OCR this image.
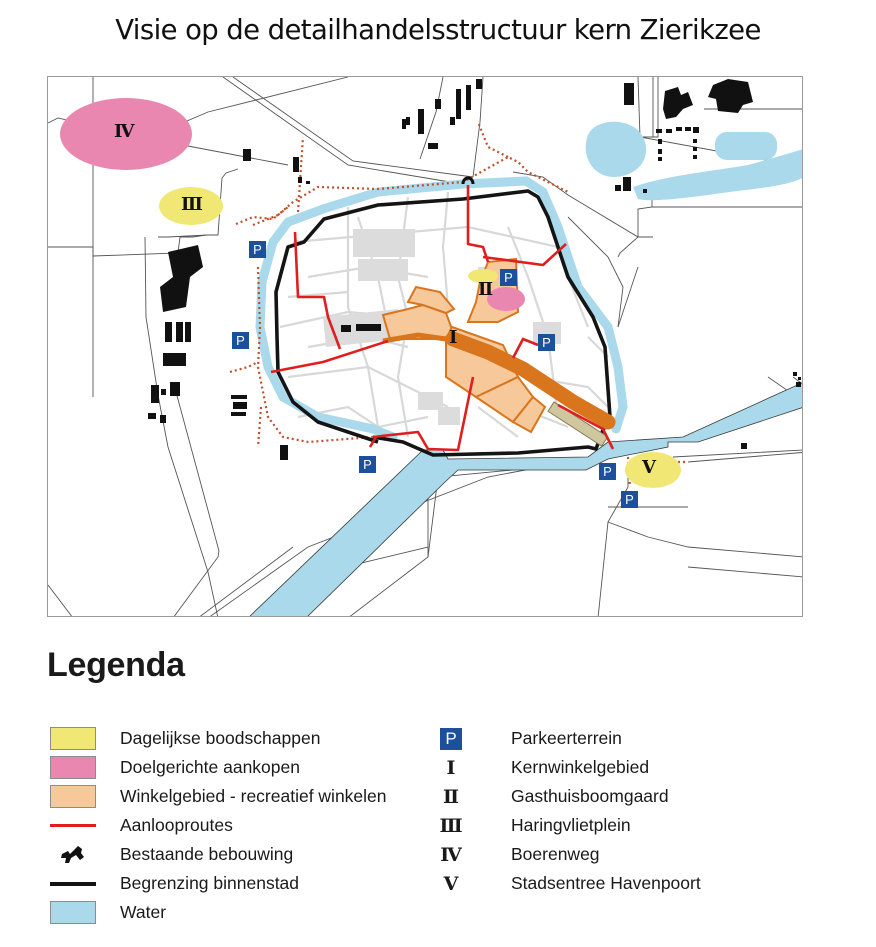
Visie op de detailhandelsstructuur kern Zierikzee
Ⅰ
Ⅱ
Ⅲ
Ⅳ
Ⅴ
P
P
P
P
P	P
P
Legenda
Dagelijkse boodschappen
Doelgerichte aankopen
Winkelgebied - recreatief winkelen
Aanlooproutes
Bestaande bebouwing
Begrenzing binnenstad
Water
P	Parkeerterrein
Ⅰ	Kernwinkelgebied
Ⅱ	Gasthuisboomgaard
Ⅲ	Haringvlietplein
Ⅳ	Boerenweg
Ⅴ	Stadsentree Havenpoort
************
Transcribe the records above exactly as they appear, leaving out any pictures.

● Final answer:
OCR this image.
Visie op de detailhandelsstructuur kern Zierikzee
Ⅰ
Ⅱ
Ⅲ
Ⅳ
Ⅴ
P
P
P
P
P	P
P
Legenda
Dagelijkse boodschappen
Doelgerichte aankopen
Winkelgebied - recreatief winkelen
Aanlooproutes
Bestaande bebouwing
Begrenzing binnenstad
Water
P	Parkeerterrein
Ⅰ	Kernwinkelgebied
Ⅱ	Gasthuisboomgaard
Ⅲ	Haringvlietplein
Ⅳ	Boerenweg
Ⅴ	Stadsentree Havenpoort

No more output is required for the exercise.